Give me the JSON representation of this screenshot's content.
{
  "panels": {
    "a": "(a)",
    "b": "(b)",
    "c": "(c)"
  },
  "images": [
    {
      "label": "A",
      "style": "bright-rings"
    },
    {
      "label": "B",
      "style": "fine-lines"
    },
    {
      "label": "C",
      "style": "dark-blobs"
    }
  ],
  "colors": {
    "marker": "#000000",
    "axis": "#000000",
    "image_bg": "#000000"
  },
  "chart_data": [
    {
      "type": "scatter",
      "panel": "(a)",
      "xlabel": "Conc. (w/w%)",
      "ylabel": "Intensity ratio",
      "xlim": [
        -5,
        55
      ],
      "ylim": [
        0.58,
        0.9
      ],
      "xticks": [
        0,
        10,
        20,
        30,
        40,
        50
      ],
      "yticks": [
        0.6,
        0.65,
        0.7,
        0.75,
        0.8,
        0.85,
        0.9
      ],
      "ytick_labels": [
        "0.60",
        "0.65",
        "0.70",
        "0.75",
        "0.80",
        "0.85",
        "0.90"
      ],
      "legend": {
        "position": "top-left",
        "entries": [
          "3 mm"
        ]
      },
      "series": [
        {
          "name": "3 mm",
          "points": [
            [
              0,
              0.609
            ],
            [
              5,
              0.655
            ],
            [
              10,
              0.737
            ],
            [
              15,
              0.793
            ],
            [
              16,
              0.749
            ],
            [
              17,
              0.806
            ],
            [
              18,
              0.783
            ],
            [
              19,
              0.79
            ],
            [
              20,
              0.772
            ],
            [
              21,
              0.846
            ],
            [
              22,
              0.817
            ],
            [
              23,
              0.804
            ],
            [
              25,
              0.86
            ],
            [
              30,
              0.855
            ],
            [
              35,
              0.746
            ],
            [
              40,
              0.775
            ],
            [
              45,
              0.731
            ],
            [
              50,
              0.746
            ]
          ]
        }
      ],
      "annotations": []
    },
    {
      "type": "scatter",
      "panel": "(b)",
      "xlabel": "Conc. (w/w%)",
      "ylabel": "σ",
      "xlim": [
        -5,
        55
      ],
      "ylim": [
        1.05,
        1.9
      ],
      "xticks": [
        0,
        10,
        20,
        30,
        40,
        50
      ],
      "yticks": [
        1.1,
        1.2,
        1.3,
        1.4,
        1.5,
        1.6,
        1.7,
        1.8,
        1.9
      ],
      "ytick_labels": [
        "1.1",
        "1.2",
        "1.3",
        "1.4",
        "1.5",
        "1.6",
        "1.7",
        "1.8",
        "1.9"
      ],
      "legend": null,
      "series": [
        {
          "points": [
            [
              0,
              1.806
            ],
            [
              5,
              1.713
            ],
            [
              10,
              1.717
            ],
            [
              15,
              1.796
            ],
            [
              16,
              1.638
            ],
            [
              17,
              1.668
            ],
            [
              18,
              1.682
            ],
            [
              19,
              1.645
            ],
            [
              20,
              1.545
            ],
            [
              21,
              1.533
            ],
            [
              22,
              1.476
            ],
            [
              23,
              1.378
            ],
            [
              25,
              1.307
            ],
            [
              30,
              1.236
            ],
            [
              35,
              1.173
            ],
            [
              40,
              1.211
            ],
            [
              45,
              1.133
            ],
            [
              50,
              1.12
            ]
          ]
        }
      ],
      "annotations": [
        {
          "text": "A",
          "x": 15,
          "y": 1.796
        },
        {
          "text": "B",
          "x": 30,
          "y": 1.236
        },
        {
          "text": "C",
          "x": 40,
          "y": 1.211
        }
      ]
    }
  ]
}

**Task prompt:**
Print out every entry, keeping each one exact.

**Complete response:**
Give me the JSON representation of this screenshot's content.
{
  "panels": {
    "a": "(a)",
    "b": "(b)",
    "c": "(c)"
  },
  "images": [
    {
      "label": "A",
      "style": "bright-rings"
    },
    {
      "label": "B",
      "style": "fine-lines"
    },
    {
      "label": "C",
      "style": "dark-blobs"
    }
  ],
  "colors": {
    "marker": "#000000",
    "axis": "#000000",
    "image_bg": "#000000"
  },
  "chart_data": [
    {
      "type": "scatter",
      "panel": "(a)",
      "xlabel": "Conc. (w/w%)",
      "ylabel": "Intensity ratio",
      "xlim": [
        -5,
        55
      ],
      "ylim": [
        0.58,
        0.9
      ],
      "xticks": [
        0,
        10,
        20,
        30,
        40,
        50
      ],
      "yticks": [
        0.6,
        0.65,
        0.7,
        0.75,
        0.8,
        0.85,
        0.9
      ],
      "ytick_labels": [
        "0.60",
        "0.65",
        "0.70",
        "0.75",
        "0.80",
        "0.85",
        "0.90"
      ],
      "legend": {
        "position": "top-left",
        "entries": [
          "3 mm"
        ]
      },
      "series": [
        {
          "name": "3 mm",
          "points": [
            [
              0,
              0.609
            ],
            [
              5,
              0.655
            ],
            [
              10,
              0.737
            ],
            [
              15,
              0.793
            ],
            [
              16,
              0.749
            ],
            [
              17,
              0.806
            ],
            [
              18,
              0.783
            ],
            [
              19,
              0.79
            ],
            [
              20,
              0.772
            ],
            [
              21,
              0.846
            ],
            [
              22,
              0.817
            ],
            [
              23,
              0.804
            ],
            [
              25,
              0.86
            ],
            [
              30,
              0.855
            ],
            [
              35,
              0.746
            ],
            [
              40,
              0.775
            ],
            [
              45,
              0.731
            ],
            [
              50,
              0.746
            ]
          ]
        }
      ],
      "annotations": []
    },
    {
      "type": "scatter",
      "panel": "(b)",
      "xlabel": "Conc. (w/w%)",
      "ylabel": "σ",
      "xlim": [
        -5,
        55
      ],
      "ylim": [
        1.05,
        1.9
      ],
      "xticks": [
        0,
        10,
        20,
        30,
        40,
        50
      ],
      "yticks": [
        1.1,
        1.2,
        1.3,
        1.4,
        1.5,
        1.6,
        1.7,
        1.8,
        1.9
      ],
      "ytick_labels": [
        "1.1",
        "1.2",
        "1.3",
        "1.4",
        "1.5",
        "1.6",
        "1.7",
        "1.8",
        "1.9"
      ],
      "legend": null,
      "series": [
        {
          "points": [
            [
              0,
              1.806
            ],
            [
              5,
              1.713
            ],
            [
              10,
              1.717
            ],
            [
              15,
              1.796
            ],
            [
              16,
              1.638
            ],
            [
              17,
              1.668
            ],
            [
              18,
              1.682
            ],
            [
              19,
              1.645
            ],
            [
              20,
              1.545
            ],
            [
              21,
              1.533
            ],
            [
              22,
              1.476
            ],
            [
              23,
              1.378
            ],
            [
              25,
              1.307
            ],
            [
              30,
              1.236
            ],
            [
              35,
              1.173
            ],
            [
              40,
              1.211
            ],
            [
              45,
              1.133
            ],
            [
              50,
              1.12
            ]
          ]
        }
      ],
      "annotations": [
        {
          "text": "A",
          "x": 15,
          "y": 1.796
        },
        {
          "text": "B",
          "x": 30,
          "y": 1.236
        },
        {
          "text": "C",
          "x": 40,
          "y": 1.211
        }
      ]
    }
  ]
}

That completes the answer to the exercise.